* [EXERCISE OBJECTIVE] Copy out all lines with the word "this" in them.

* [ITEMS]
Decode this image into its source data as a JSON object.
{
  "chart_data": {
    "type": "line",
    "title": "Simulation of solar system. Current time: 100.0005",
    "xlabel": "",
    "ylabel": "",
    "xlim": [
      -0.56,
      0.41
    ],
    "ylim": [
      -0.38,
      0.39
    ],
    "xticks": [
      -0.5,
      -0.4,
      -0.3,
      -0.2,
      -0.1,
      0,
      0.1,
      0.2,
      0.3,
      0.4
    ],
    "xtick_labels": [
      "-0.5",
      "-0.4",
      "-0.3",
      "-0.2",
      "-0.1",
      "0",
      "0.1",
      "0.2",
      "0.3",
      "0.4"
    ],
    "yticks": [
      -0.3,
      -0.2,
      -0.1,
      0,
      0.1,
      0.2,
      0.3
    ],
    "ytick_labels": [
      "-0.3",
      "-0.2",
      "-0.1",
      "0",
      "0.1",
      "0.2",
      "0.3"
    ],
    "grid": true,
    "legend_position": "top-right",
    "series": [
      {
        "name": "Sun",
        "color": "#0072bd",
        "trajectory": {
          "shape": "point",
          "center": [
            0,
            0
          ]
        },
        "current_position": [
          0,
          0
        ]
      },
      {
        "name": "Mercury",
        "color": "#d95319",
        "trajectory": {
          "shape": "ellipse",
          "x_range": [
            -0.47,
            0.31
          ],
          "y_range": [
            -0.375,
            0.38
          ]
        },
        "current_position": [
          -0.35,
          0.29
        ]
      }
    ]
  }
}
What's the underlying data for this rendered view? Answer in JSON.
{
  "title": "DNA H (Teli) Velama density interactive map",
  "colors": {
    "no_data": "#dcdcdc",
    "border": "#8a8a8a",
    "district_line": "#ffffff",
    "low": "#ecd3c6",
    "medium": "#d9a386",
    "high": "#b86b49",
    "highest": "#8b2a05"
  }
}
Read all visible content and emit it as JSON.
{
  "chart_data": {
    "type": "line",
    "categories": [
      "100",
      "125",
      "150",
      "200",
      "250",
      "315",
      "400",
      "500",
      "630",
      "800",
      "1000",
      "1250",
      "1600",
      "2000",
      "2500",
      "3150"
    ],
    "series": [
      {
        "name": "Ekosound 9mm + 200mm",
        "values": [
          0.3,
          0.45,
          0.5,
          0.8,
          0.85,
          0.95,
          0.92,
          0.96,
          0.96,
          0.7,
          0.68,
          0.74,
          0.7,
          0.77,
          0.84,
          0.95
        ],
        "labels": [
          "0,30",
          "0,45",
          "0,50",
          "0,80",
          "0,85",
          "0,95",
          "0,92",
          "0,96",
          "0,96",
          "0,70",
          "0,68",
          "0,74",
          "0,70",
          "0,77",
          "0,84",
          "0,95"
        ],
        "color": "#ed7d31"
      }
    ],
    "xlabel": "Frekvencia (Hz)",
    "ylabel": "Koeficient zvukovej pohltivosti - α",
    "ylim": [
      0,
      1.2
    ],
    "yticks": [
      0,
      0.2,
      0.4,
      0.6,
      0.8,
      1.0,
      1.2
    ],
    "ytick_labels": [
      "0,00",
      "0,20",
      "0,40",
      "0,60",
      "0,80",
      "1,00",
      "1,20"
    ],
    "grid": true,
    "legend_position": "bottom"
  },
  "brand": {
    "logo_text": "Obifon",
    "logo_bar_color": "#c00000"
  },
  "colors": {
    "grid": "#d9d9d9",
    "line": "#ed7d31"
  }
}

* [TASK RESPONSE]
Decode this image into its source data as a JSON object.
What's the underlying data for this rendered view? Answer in JSON.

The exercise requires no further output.